BRIEF ▸
Your task is to copy every record exactly.

ENTRIES SHOWN ▸
** begin **
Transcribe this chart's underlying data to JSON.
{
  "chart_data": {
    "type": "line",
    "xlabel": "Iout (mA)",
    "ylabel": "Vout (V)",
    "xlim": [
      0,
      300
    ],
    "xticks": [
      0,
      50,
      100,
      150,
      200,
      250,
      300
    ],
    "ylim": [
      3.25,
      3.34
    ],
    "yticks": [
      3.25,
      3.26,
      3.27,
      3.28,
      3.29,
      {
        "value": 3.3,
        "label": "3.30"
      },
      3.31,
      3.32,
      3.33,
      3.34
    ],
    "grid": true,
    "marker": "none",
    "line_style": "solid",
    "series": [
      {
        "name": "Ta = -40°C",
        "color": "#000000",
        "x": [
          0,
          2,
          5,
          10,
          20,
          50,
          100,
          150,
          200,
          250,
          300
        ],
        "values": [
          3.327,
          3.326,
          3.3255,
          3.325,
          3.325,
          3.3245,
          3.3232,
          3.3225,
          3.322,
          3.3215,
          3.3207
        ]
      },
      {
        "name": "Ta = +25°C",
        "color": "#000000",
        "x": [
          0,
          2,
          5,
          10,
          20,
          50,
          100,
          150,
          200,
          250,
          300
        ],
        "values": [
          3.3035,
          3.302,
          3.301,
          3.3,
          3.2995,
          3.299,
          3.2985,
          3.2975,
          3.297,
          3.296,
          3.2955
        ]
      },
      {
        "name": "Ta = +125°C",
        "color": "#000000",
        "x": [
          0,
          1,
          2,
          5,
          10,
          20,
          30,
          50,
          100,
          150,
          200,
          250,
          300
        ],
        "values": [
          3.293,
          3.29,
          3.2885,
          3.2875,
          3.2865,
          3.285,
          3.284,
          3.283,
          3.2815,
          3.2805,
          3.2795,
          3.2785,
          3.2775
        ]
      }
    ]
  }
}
** end **
FINISHED EXERCISE ▸
Transcribe this chart's underlying data to JSON.
{
  "chart_data": {
    "type": "line",
    "xlabel": "Iout (mA)",
    "ylabel": "Vout (V)",
    "xlim": [
      0,
      300
    ],
    "xticks": [
      0,
      50,
      100,
      150,
      200,
      250,
      300
    ],
    "ylim": [
      3.25,
      3.34
    ],
    "yticks": [
      3.25,
      3.26,
      3.27,
      3.28,
      3.29,
      {
        "value": 3.3,
        "label": "3.30"
      },
      3.31,
      3.32,
      3.33,
      3.34
    ],
    "grid": true,
    "marker": "none",
    "line_style": "solid",
    "series": [
      {
        "name": "Ta = -40°C",
        "color": "#000000",
        "x": [
          0,
          2,
          5,
          10,
          20,
          50,
          100,
          150,
          200,
          250,
          300
        ],
        "values": [
          3.327,
          3.326,
          3.3255,
          3.325,
          3.325,
          3.3245,
          3.3232,
          3.3225,
          3.322,
          3.3215,
          3.3207
        ]
      },
      {
        "name": "Ta = +25°C",
        "color": "#000000",
        "x": [
          0,
          2,
          5,
          10,
          20,
          50,
          100,
          150,
          200,
          250,
          300
        ],
        "values": [
          3.3035,
          3.302,
          3.301,
          3.3,
          3.2995,
          3.299,
          3.2985,
          3.2975,
          3.297,
          3.296,
          3.2955
        ]
      },
      {
        "name": "Ta = +125°C",
        "color": "#000000",
        "x": [
          0,
          1,
          2,
          5,
          10,
          20,
          30,
          50,
          100,
          150,
          200,
          250,
          300
        ],
        "values": [
          3.293,
          3.29,
          3.2885,
          3.2875,
          3.2865,
          3.285,
          3.284,
          3.283,
          3.2815,
          3.2805,
          3.2795,
          3.2785,
          3.2775
        ]
      }
    ]
  }
}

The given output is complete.